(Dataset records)
* * * * * * * * *
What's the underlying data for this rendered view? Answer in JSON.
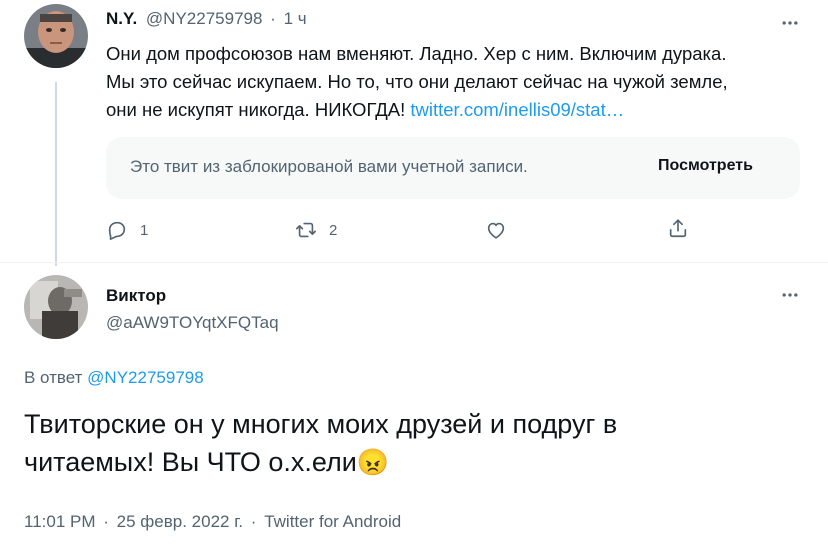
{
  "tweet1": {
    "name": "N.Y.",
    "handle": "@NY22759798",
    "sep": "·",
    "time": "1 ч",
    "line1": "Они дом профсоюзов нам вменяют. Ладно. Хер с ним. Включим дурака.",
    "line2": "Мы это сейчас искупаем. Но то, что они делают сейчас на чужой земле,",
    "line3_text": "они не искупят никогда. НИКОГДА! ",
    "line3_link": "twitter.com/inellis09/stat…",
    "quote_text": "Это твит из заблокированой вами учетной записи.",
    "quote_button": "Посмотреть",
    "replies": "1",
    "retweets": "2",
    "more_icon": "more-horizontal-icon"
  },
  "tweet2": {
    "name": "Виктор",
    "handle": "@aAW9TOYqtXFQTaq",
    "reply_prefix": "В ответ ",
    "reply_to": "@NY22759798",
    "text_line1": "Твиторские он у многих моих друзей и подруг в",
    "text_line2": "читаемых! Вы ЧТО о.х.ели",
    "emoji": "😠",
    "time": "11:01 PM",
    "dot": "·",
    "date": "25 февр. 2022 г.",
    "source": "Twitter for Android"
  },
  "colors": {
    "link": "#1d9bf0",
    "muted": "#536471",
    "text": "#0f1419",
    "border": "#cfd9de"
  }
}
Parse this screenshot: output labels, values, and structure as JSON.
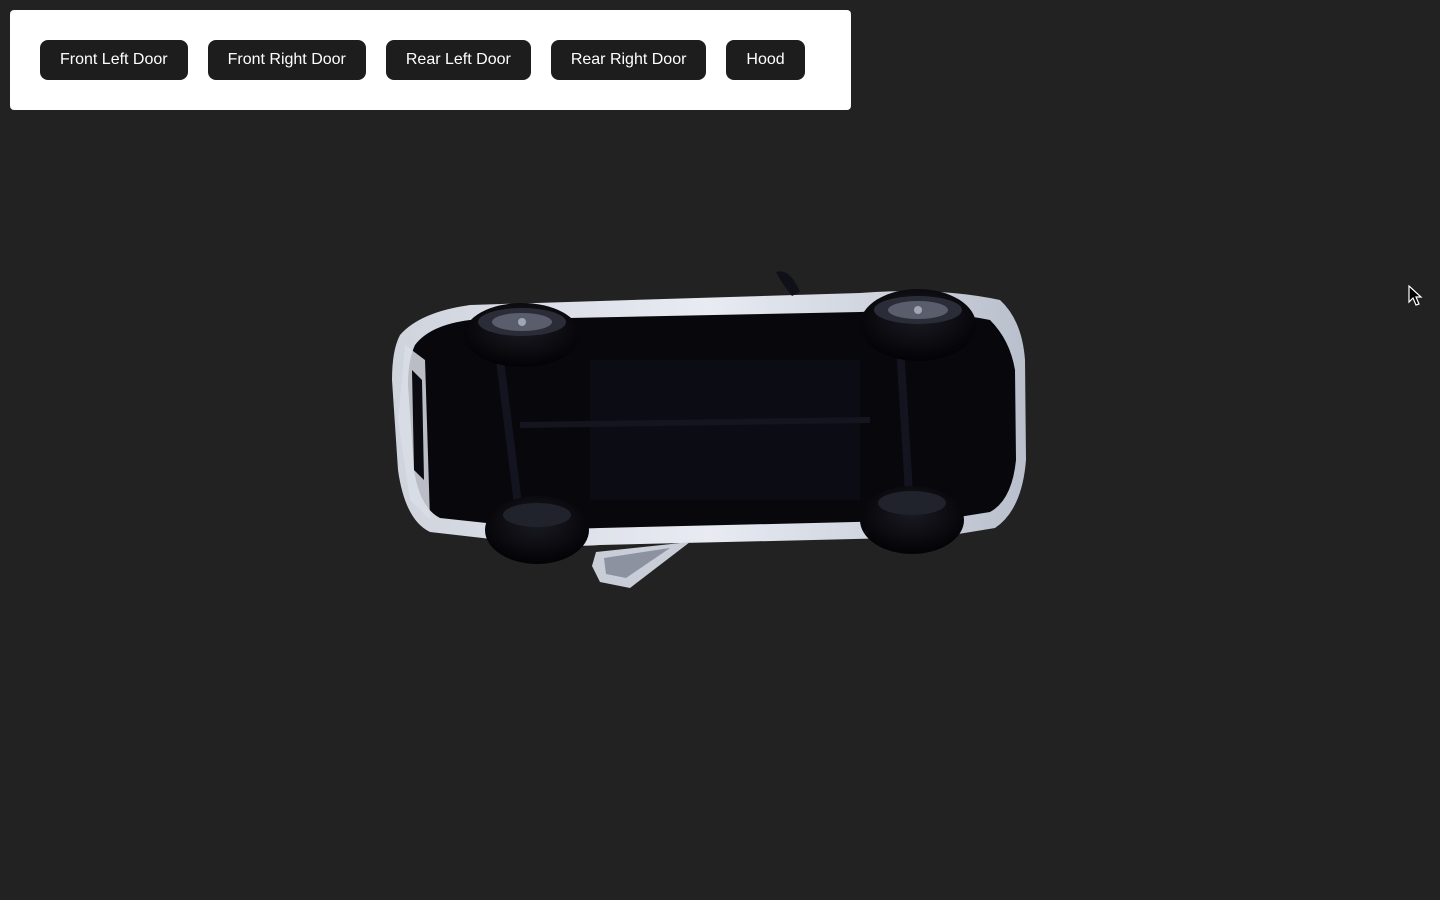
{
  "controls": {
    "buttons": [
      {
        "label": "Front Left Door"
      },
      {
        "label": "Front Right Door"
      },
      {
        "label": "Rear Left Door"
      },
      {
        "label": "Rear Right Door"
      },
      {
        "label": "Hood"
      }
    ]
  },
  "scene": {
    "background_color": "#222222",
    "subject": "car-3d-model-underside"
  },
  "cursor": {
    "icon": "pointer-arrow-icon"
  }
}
* * * * * * * * *
What to do – Reproduce all of the data exactly; the pictures do not belong in the copy.

Task response –
What's the underlying data for this rendered view? Answer in JSON.
{
  "tweet1": {
    "name": "N.Y.",
    "handle": "@NY22759798",
    "sep": "·",
    "time": "1 ч",
    "line1": "Они дом профсоюзов нам вменяют. Ладно. Хер с ним. Включим дурака.",
    "line2": "Мы это сейчас искупаем. Но то, что они делают сейчас на чужой земле,",
    "line3_text": "они не искупят никогда. НИКОГДА! ",
    "line3_link": "twitter.com/inellis09/stat…",
    "quote_text": "Это твит из заблокированой вами учетной записи.",
    "quote_button": "Посмотреть",
    "replies": "1",
    "retweets": "2",
    "more_icon": "more-horizontal-icon"
  },
  "tweet2": {
    "name": "Виктор",
    "handle": "@aAW9TOYqtXFQTaq",
    "reply_prefix": "В ответ ",
    "reply_to": "@NY22759798",
    "text_line1": "Твиторские он у многих моих друзей и подруг в",
    "text_line2": "читаемых! Вы ЧТО о.х.ели",
    "emoji": "😠",
    "time": "11:01 PM",
    "dot": "·",
    "date": "25 февр. 2022 г.",
    "source": "Twitter for Android"
  },
  "colors": {
    "link": "#1d9bf0",
    "muted": "#536471",
    "text": "#0f1419",
    "border": "#cfd9de"
  }
}
Parse this screenshot: output labels, values, and structure as JSON.
{
  "controls": {
    "buttons": [
      {
        "label": "Front Left Door"
      },
      {
        "label": "Front Right Door"
      },
      {
        "label": "Rear Left Door"
      },
      {
        "label": "Rear Right Door"
      },
      {
        "label": "Hood"
      }
    ]
  },
  "scene": {
    "background_color": "#222222",
    "subject": "car-3d-model-underside"
  },
  "cursor": {
    "icon": "pointer-arrow-icon"
  }
}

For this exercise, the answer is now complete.